## Page excerpt
-- Opening Marker --
September 2014 was a time of change for the Tennessee Regional Group. Formed in 2013 as the Nashville Regional Group, membership was expanded last September. Shelby County (Memphis area) Part A, C and D grantees joined the Nashville Part A, C and D grantees and the Tennessee Department of Health Part B.At the same time, the group was embarking on its first formal, shared quality improvement project. A priority for group members was to improve outcomes related to the HIV Care Continuum. As a group they decided to focus on viral suppression.
NQC coach Dan Sendzik helped the group work through a structured process based on PDSA -Plan, Do, Study, Act-Cycles. Each provider used their data to identify a baseline, set a goal, and conducted their own PDSAs, based on their needs.
"We asked members to do a problem analysis with their own team, come up with a strategy, and report their activities to the group," says Dan. "They came back with a broad spectrum of responses."
"The NQC helped members refine what they were going to study and come up with specific, measureable items," says Michael Rickles, a research analyst for Nashville's Part A Program. "Everyone wanted to run with lots of ideas. We talked them down to doing something that was measureable-where their results could be linked to one specific action."
During the early days of the Regional Group there may have been reluctance to share data and challenges, but as they stepped through the joint QI project, members quickly developed trust and became comfortable presenting their problem analyses and results.
"We emphasized that the process was not about competition between providers," says Michael. "It is about sharing and helping, not judging and grading."
NQC played a critical role in building trust across group members, sending the key message that the process is about doing better.
-- Closing Marker --
## Check your understanding
a. Name each step that the letters PDSA stand for in the Tennessee Regional Group article.
b. Please set down the part of the Tennessee Regional Group article starting at "NQC coach Dan" and ending at "on their needs.".
c. Write the next part of the Tennessee Regional Group article, picking up after its final sentence.
The Tennessee Regional Group article is all you need here; the data that follows can be left aside.

## Supplied information
-- Opening Marker --
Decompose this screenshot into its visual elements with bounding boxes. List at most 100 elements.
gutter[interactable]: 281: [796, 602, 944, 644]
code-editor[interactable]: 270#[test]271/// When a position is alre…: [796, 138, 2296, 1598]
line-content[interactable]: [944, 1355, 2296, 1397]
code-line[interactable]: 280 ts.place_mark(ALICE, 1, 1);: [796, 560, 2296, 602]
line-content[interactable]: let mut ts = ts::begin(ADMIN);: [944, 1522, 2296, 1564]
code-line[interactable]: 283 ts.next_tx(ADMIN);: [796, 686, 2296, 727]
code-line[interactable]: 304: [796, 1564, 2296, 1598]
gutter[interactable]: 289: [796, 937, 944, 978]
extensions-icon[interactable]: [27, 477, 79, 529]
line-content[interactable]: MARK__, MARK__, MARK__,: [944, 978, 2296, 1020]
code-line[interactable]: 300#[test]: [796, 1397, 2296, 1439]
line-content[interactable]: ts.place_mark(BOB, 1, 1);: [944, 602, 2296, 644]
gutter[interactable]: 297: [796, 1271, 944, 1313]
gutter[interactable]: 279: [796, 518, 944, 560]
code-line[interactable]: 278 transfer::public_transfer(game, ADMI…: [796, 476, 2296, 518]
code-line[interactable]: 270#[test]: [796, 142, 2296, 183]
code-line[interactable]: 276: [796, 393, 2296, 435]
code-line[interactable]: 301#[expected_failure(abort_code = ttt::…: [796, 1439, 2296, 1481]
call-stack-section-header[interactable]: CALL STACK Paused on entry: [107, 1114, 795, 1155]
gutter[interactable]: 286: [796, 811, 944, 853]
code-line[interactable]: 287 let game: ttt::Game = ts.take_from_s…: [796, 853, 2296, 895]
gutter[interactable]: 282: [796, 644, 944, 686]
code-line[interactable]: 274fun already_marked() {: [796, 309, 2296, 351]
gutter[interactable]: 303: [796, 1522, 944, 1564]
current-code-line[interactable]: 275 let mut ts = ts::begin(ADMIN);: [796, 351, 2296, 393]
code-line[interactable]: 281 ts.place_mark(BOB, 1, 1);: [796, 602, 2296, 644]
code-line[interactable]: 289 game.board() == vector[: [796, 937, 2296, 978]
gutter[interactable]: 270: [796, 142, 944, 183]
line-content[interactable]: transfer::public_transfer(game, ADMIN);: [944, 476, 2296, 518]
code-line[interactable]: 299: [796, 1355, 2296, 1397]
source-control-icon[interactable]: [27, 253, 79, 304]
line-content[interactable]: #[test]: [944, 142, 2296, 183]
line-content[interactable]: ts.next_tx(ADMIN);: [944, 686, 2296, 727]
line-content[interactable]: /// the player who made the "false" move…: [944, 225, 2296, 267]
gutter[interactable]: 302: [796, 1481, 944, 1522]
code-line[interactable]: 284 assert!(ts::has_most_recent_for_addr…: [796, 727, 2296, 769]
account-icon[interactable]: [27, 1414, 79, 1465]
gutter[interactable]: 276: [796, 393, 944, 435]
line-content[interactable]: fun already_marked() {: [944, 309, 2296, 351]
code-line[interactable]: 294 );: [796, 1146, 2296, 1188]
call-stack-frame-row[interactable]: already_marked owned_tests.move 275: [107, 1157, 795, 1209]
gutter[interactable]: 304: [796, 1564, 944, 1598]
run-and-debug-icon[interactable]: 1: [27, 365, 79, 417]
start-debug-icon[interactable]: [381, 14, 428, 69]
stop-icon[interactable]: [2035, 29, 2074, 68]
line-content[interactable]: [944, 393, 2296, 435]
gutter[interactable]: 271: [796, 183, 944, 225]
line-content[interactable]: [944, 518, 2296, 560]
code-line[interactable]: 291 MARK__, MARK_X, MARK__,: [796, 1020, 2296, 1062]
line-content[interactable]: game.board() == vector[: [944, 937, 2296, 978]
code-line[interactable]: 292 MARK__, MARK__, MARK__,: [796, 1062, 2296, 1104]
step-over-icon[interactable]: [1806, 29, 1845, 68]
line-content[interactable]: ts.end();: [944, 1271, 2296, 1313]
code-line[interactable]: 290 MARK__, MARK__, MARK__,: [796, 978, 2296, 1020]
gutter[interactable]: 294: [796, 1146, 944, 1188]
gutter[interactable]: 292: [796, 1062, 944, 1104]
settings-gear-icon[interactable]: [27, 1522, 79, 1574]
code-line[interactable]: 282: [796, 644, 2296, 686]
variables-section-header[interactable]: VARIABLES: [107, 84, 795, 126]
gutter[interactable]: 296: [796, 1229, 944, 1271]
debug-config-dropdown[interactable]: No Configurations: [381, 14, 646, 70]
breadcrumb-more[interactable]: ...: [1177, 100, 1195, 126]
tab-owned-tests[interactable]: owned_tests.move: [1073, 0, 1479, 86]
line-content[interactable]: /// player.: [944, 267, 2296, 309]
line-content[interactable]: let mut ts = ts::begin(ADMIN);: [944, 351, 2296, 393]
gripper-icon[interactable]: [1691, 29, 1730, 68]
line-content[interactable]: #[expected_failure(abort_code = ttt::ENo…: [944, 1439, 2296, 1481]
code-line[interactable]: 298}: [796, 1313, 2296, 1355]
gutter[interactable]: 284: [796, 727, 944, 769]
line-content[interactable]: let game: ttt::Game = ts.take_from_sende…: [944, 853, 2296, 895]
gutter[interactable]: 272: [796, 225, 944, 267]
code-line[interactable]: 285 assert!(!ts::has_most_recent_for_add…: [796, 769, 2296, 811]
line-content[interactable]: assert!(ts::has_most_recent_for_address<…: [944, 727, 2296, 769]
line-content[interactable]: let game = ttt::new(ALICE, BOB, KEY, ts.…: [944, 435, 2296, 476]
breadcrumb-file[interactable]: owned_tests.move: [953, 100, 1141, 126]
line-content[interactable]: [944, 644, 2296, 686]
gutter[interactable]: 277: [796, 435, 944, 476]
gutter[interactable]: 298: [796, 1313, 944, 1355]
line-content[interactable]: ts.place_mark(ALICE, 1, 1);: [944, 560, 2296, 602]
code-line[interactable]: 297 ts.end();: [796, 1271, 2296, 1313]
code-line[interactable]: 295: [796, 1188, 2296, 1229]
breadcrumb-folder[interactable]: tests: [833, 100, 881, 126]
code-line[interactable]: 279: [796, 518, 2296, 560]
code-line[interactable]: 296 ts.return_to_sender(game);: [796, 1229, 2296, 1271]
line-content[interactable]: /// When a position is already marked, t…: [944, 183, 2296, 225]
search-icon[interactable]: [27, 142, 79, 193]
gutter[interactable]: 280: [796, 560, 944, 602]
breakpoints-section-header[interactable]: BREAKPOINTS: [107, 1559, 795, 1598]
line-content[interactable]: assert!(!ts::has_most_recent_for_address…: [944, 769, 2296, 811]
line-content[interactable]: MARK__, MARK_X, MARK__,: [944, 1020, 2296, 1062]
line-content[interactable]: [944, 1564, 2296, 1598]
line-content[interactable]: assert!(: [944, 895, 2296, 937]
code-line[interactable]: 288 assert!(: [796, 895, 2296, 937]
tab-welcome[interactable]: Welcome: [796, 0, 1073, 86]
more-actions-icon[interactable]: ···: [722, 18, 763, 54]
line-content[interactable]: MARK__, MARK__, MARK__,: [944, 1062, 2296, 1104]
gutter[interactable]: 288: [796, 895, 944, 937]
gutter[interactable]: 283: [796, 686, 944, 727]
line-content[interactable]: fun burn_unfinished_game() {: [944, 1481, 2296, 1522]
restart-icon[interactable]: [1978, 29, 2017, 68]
-- Closing Marker --
## Outputs by task
a. Plan, Do, Study, Act

b.
NQC coach Dan Sendzik helped the group work through a structured process based on PDSA -Plan, Do, Study, Act-Cycles. Each provider used their data to identify a baseline, set a goal, and conducted their own PDSAs, based on their needs.

c.
"It was critical to have a non-biased partner that could lead us through the process," says Jennifer Pepper, Ryan White HIV/AIDS Program Program Administrator for Shelby County. "Dan worked directly with some providers to set their goals. It was a very different dynamic than if it had come from us as the Part A grantee."
To facilitate the process, NQC developed a tool that walked providers through the PDSA Cycle. It identifies the specific steps and provides concrete examples. The providers used the tool to record their steps and findings and report back to the larger group.
"Often we assume that people know the methodology," says Dan. "For people who do not do it every day, the tool really helped."
Dan also emphasized to participants that it is okay to modify the intervention during the project-that is one of the principle tenants of the PDSA Cycle. You measure, look at your result and make adjustments where necessary.
"We let them know that they don't have to hit the mark the first time," says Dan. "We encouraged people to make modifications. This is a vibrant and living process."
While the sharing of different approaches in and of itself was valuable, the quality improvement project also yielded results. By March 2015, three of the five members reported increases in their viral suppression rates ranging from 4 to 15 percent. By June 2015, four members had seen an increase over baseline ranging from 3 to 15 percent.